** DOCUMENT SEGMENT follows **

Several key music industry bodies have once again called on the Federal Government for assistance, pleading to be shown the same support as other entertainment industries in the country.

Yesterday, Arts Minister Paul Fletcher announced a $50 million extension of the government’s Temporary Interruption Fund for the film and television sector to assist those industries amid uncertainty following the surge in COVID-19 cases throughout the country amid the Omicron wave.

In response, a coalition of music industry and live entertainment key bodies that includes APRA AMCOS, ARIA PPCA, the Australian Festival Association, the ALMBC, LEIF and Live Performance Australia have called on Prime Minister Scott Morrison, state premiers and territory chief ministers to deliver a similar, government-backed insurance scheme for live music and events.

“Since the Omicron wave has hit around the country the live music and events sector has once again been smashed with restrictive health orders and COVID spread leading once again to mass cancellations and rescheduled events,” reads a joint statement released yesterday.

“The Temporary Interruption Fund for the Film industry was today extended by $50m, yet the live music and entertainment industry’s calls over the past 18 months for a similar national scheme have fallen on deaf ears. Australia now lags behind New Zealand, the UK, Germany, Austria, Netherlands, Belgium, Norway, Denmark and Estonia in delivering a solution to this issue.

“Victoria has already delivered an insurance scheme that is now set to be tested by the Omicron-related disruptions, but a national approach is needed if the live music and entertainment industry is going to “ride this wave”, survive and play its role living with the virus.”

It’s true that there have been several calls for a business interruption scheme for the live events industry since the start of the pandemic. In August of last year, many of the organisations who called for an insurance scheme yesterday released a joint statement to the Federal Government, asking them to provide “certainty for the Australian live music and entertainment sector” through such a scheme.

“The Australian live music and entertainment sector has long argued that a government-backed insurance scheme is the missing piece of the puzzle necessary to allow the sector to rebuild, maintain employment and rapidly restore the critical economic and cultural contribution to the nation,” argued LPA Chief Executive Evelyn Richardson at the time.

Similar calls were made by those key bodies and others in April 2021, when Byron Bay festival Bluesfest was cancelled due to a public health order less than 24 hours before it was scheduled to begin. “The music industry is full of viable profitable businesses unable to function because of public health,” Shadow Minister for the Arts Tony Burke said at the time. “Govt has a COVID insurance system for the film industry. Music needs one too. Urgently.”

Bluesfest director Peter Noble had himself backed the implementation of a business interruption insurance policy earlier that year, saying it would “incentivise event presenters to put on events and be protected in not going to the wall” should a COVID-19 outbreak shut down an event at short notice.

Multiple large-scale events have been shut down recently due to the newest wave of COVID-19 cases. Earlier this week, the NSW edition of the Grapevine Gathering wine and music festival was cancelled by organisers just a few days before it was due to take place after the government prohibited singing and dancing by patrons at music festivals in the state.

** End of DOCUMENT SEGMENT **
** INFORMATION follows **

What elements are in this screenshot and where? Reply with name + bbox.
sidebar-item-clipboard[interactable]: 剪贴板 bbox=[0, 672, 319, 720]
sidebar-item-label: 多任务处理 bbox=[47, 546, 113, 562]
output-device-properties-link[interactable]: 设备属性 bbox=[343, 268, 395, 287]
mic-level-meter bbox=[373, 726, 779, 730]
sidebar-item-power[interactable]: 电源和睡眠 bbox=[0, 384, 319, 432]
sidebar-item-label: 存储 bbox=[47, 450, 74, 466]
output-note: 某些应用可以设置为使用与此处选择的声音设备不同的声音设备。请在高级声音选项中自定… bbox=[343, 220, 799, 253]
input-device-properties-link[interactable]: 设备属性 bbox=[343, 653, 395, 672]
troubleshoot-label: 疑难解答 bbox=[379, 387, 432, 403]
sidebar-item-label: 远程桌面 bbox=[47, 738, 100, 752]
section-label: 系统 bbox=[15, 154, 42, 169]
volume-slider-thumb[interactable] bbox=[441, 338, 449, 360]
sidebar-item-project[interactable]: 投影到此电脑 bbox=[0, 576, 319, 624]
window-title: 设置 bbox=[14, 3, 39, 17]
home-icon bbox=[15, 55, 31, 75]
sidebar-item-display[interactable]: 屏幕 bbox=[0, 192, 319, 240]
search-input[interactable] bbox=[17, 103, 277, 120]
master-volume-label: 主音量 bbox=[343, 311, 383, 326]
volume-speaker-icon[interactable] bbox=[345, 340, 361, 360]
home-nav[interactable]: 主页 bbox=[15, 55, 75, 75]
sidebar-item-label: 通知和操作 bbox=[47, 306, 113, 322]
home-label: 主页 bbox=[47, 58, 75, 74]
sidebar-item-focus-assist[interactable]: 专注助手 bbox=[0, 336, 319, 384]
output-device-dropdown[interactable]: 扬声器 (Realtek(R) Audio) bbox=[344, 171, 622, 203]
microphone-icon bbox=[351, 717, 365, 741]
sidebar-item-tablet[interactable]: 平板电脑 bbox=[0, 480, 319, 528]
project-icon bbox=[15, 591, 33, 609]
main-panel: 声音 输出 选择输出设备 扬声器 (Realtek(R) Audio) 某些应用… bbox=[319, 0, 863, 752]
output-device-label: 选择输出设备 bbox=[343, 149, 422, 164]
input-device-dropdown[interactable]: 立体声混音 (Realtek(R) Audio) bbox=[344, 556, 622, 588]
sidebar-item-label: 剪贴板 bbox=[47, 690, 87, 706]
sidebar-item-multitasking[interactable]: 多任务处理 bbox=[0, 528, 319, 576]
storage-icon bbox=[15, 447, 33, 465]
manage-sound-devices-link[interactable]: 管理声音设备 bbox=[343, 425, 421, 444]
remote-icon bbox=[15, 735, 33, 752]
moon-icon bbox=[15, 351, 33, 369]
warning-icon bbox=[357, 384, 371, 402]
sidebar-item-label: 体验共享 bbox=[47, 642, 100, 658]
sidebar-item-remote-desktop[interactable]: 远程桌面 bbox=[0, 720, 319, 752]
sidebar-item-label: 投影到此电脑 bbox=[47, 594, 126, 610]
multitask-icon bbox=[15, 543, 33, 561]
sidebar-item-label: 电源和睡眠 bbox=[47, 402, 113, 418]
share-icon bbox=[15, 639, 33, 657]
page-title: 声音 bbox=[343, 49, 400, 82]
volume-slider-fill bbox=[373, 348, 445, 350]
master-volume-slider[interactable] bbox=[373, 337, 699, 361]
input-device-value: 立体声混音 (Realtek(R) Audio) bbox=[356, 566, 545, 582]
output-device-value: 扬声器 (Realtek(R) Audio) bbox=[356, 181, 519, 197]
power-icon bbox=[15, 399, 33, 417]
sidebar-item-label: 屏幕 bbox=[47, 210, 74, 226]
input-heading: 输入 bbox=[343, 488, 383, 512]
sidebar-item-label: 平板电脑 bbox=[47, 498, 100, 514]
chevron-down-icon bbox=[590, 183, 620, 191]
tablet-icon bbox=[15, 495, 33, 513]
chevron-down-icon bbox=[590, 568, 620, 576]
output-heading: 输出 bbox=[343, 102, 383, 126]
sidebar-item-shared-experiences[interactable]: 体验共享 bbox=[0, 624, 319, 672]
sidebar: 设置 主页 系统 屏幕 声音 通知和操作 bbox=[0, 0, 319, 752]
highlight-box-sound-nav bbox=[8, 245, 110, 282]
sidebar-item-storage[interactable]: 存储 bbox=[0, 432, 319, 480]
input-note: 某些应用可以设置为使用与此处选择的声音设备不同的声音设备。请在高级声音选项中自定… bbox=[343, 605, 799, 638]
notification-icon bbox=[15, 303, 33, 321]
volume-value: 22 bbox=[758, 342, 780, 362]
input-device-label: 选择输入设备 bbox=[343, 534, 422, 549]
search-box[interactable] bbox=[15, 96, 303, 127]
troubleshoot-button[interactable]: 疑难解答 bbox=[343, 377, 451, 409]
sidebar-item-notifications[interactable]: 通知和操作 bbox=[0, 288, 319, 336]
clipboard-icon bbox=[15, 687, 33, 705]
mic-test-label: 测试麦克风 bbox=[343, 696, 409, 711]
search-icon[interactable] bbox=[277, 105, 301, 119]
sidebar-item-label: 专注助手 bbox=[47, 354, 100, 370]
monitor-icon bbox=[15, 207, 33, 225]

** End of INFORMATION **

PROBLEM DESCRIPTION –
From the article on the live music industry's push for a government-backed insurance scheme, render this sentence in Spanish: "Multiple large-scale events have been shut down recently due to the newest wave of COVID-19 cases."

RESPONSE AREA –
Recientemente se han suspendido múltiples eventos a gran escala debido a la ola más reciente de casos de COVID-19.